▸ **Exercise input**
-- start --
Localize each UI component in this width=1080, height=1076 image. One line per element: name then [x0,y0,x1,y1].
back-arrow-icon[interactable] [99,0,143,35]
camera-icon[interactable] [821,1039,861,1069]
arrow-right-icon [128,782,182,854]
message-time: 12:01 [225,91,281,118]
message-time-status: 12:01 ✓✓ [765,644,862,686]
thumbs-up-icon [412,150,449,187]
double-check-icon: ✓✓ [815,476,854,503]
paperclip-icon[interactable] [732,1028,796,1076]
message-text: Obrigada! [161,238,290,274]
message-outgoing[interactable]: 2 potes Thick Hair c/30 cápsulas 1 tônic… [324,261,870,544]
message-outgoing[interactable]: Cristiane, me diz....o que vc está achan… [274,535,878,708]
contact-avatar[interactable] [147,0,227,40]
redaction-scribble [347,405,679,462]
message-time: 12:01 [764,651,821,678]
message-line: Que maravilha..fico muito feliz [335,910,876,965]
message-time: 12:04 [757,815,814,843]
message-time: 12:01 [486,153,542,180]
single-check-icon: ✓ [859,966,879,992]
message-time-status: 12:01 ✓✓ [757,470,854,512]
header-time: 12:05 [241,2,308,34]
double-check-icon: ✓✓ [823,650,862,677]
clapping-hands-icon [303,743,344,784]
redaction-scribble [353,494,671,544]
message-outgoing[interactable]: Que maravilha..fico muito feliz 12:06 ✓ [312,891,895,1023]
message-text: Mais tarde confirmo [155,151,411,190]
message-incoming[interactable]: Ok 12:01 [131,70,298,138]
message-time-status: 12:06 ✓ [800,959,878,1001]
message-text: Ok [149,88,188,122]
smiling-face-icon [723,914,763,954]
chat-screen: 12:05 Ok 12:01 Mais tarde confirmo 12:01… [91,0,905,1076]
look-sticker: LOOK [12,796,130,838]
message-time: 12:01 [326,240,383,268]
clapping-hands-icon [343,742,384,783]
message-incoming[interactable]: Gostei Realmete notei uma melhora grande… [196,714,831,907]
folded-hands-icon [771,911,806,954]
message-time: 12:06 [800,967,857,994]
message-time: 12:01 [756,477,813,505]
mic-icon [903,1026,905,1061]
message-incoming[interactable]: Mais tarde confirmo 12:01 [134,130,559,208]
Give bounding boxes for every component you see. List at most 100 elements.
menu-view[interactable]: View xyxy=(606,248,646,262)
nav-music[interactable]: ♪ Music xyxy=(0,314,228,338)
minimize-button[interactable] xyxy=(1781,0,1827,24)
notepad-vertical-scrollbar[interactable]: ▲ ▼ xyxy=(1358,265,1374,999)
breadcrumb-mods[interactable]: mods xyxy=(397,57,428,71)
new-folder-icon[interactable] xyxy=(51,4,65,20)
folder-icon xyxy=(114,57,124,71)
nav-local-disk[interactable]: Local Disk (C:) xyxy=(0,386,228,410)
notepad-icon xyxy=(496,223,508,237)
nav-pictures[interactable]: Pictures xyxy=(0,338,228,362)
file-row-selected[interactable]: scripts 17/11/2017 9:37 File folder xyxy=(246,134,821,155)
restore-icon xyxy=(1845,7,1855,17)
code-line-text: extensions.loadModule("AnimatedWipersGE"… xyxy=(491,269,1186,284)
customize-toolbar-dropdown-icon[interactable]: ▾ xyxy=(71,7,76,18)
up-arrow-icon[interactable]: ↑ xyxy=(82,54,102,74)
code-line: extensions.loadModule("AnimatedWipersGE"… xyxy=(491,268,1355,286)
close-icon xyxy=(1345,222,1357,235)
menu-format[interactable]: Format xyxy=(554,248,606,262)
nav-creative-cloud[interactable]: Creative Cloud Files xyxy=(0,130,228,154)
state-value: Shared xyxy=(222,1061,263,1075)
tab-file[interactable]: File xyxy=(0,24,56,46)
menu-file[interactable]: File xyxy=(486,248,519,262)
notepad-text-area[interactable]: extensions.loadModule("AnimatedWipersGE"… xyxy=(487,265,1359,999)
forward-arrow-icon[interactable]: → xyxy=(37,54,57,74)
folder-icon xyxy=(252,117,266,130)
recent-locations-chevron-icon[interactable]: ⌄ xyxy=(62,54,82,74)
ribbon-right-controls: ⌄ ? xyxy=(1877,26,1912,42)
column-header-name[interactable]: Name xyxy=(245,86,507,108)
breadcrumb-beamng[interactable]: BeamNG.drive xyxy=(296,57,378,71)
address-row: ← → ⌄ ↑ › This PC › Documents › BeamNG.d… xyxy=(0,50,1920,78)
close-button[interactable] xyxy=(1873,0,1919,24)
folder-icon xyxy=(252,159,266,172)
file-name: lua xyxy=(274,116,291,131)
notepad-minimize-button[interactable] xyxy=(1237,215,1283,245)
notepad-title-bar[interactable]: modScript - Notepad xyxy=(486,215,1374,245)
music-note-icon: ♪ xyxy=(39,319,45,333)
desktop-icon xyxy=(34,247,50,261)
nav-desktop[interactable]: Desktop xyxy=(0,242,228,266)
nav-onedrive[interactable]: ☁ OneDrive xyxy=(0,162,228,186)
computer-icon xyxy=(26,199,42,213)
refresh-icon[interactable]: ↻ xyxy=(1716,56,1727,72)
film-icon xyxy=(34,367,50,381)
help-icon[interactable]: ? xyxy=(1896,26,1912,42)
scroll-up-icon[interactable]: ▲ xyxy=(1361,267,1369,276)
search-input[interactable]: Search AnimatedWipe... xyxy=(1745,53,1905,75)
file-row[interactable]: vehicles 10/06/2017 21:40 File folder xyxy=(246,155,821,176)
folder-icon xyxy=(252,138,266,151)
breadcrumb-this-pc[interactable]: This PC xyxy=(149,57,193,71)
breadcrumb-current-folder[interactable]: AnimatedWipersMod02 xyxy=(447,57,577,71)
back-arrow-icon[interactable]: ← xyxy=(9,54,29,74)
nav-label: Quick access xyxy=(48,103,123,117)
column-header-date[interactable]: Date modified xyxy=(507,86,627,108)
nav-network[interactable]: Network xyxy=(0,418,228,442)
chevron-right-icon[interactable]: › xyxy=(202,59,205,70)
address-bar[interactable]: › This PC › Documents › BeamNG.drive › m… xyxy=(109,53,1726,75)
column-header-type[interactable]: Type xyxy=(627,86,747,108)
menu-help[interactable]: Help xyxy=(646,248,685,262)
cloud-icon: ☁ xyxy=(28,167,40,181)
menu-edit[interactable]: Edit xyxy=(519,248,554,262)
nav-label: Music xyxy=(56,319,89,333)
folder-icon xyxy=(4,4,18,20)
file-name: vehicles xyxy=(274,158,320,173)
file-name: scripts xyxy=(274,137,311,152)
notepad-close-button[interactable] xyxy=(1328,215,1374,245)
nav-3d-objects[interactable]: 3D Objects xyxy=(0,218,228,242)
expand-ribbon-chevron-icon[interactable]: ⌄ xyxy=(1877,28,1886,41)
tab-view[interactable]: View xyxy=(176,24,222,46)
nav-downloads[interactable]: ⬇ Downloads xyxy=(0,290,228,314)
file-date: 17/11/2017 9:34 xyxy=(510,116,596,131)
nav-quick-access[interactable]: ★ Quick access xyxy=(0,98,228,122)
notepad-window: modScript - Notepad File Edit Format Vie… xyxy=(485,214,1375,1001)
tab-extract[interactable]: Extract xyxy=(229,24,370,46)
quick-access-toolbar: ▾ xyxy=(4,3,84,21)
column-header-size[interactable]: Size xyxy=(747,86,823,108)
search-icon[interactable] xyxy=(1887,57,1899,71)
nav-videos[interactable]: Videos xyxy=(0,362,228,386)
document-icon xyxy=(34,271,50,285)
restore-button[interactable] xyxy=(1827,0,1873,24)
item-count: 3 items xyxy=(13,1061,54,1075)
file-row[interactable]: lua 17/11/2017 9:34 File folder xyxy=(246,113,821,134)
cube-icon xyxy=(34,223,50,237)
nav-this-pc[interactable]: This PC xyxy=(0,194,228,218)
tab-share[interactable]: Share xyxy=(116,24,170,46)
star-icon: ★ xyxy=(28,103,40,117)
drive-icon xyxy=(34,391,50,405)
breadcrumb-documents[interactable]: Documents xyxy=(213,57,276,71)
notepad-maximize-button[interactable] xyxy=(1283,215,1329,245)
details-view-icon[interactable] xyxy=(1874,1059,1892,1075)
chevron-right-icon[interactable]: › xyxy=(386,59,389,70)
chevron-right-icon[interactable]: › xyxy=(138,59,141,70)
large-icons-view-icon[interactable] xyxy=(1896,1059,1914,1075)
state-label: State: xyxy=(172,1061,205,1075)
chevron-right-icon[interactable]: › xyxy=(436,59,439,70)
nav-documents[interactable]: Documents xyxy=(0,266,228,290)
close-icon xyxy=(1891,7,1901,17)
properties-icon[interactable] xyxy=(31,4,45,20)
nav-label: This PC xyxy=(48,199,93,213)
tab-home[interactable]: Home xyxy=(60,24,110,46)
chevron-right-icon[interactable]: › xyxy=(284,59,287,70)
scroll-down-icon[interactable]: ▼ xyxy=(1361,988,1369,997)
-- end --
Copy out, without any change, every line from the beginning of the records through the line containing "arrow-right-icon [128,782,182,854]", including that line.

▸ **Written answer**
Localize each UI component in this width=1080, height=1076 image. One line per element: name then [x0,y0,x1,y1].
back-arrow-icon[interactable] [99,0,143,35]
camera-icon[interactable] [821,1039,861,1069]
arrow-right-icon [128,782,182,854]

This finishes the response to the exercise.